# Stated exercise
Among these lines, how many include "BOTH"? Answer only with the number.

++++ Provided data ++++

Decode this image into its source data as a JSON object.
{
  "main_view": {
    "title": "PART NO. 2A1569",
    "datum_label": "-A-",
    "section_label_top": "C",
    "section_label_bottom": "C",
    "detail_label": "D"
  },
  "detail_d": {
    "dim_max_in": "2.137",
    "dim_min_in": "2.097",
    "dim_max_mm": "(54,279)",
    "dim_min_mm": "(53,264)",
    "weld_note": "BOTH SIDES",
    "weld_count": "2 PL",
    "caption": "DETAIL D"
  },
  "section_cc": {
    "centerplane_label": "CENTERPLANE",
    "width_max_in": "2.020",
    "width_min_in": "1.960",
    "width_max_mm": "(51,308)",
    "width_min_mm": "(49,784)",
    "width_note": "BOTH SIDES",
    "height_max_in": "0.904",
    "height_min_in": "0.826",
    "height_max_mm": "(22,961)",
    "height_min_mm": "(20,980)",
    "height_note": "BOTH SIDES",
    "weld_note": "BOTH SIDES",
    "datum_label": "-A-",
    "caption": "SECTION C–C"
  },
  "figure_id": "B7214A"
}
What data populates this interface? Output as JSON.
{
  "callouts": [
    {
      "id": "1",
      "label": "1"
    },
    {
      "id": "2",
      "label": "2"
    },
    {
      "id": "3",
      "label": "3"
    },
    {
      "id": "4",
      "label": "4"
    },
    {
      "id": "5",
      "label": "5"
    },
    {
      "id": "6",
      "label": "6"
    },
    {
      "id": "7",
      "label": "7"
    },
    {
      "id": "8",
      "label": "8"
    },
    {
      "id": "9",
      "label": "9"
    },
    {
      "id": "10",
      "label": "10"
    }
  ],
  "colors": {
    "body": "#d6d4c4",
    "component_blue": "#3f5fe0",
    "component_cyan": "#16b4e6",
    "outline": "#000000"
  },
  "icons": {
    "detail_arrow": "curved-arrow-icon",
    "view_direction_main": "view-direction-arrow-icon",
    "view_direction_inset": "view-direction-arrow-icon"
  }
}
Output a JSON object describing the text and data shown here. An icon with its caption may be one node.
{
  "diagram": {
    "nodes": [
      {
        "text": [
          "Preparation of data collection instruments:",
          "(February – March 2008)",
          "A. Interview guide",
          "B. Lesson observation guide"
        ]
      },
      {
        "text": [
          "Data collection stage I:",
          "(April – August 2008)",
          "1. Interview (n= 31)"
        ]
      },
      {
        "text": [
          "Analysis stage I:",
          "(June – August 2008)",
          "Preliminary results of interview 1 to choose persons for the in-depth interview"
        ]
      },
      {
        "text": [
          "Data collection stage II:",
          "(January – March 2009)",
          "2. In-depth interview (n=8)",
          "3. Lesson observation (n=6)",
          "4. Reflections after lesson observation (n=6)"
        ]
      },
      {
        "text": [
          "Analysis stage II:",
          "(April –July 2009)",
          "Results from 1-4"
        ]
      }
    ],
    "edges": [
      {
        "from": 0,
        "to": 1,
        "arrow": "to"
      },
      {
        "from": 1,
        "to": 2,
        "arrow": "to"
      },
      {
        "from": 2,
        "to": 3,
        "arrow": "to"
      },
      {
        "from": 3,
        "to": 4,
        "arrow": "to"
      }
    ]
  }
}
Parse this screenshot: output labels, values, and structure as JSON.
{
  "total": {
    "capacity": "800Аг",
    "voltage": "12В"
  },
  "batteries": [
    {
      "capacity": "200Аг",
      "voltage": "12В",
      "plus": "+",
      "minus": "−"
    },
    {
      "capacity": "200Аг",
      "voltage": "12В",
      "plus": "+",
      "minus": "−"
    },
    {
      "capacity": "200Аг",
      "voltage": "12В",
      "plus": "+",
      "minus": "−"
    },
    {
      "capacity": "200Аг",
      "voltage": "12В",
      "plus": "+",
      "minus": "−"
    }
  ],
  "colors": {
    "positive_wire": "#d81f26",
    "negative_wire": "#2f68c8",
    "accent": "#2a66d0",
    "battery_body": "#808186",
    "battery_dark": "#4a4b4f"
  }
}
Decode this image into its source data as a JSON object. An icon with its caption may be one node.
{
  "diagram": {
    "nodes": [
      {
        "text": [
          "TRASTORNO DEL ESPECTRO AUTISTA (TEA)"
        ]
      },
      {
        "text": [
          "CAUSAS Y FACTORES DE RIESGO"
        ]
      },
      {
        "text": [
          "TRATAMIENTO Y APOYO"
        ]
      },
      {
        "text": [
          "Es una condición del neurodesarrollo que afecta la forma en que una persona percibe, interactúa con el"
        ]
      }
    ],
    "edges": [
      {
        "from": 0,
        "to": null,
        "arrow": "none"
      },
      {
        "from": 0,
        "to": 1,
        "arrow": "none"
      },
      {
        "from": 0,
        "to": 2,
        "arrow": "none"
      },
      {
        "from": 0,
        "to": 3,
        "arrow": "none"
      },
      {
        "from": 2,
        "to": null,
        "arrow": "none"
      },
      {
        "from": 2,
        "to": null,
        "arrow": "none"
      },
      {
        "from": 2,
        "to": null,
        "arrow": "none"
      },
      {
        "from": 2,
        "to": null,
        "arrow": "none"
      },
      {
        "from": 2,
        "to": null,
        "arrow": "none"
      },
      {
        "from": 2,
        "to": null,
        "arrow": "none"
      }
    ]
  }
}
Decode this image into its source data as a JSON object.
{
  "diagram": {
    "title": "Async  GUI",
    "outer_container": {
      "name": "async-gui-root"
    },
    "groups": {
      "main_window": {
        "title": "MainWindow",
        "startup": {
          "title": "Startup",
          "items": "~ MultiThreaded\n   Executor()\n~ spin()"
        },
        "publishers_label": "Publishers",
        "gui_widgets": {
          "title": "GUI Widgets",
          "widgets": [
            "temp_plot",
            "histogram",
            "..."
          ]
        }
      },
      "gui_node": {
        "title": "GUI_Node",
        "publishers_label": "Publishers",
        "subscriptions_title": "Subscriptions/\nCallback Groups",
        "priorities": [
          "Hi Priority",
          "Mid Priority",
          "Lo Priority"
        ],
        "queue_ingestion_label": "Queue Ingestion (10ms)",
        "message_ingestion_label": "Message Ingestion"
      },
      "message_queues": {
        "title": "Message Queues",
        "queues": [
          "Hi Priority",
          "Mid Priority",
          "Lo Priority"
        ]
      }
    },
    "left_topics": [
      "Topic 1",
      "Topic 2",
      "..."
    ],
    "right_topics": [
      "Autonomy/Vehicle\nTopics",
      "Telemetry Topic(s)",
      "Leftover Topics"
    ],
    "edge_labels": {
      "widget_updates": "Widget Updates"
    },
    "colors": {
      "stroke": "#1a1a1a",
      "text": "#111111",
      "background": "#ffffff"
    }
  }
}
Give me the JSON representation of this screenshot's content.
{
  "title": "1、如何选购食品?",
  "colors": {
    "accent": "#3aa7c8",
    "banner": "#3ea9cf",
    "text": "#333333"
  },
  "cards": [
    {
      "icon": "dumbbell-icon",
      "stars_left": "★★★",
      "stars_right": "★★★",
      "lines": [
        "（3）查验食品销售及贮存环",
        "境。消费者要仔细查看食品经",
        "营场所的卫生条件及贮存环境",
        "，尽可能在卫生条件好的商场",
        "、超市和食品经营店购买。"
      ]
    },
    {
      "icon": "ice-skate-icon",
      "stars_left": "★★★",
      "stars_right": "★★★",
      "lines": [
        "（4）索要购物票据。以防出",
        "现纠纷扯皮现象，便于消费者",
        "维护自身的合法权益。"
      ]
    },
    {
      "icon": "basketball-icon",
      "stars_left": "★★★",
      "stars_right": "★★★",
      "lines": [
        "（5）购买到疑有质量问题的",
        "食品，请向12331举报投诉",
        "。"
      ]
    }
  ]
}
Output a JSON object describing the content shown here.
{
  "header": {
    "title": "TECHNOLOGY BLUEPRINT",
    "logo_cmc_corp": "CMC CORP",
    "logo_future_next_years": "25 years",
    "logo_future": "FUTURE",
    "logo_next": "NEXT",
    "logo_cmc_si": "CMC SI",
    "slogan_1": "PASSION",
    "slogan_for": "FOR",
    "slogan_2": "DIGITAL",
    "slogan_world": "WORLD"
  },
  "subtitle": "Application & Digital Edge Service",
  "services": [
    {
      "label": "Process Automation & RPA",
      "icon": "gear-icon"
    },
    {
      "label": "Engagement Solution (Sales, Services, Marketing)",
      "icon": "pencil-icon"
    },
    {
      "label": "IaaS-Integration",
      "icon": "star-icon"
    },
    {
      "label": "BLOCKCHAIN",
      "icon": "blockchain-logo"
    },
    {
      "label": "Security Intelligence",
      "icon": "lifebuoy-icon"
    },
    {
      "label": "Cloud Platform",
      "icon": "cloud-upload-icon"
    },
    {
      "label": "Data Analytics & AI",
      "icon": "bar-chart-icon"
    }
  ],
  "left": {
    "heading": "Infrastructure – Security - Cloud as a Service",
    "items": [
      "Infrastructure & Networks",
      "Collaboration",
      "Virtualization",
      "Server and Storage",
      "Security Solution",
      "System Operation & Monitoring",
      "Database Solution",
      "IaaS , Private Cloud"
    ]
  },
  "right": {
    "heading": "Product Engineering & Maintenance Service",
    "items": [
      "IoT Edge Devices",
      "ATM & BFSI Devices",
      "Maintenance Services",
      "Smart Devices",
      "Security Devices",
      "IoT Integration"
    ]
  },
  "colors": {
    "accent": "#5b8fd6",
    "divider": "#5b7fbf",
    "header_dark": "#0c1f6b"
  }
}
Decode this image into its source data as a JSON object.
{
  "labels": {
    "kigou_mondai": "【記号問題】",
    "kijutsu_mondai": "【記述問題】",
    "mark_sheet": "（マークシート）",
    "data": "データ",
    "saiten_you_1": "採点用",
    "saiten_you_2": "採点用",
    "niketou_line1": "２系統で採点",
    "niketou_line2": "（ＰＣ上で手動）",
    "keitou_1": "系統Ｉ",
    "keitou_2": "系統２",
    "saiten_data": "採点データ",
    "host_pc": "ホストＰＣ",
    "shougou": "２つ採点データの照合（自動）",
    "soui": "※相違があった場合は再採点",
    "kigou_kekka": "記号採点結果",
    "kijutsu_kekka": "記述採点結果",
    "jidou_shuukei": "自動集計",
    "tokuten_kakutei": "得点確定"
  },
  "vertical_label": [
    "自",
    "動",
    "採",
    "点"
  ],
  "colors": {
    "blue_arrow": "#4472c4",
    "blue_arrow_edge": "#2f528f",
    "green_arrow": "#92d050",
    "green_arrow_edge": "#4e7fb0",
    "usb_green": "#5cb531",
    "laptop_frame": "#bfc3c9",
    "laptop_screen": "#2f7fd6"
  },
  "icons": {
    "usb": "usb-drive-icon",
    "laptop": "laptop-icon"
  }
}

++++

# Response to this exercise
4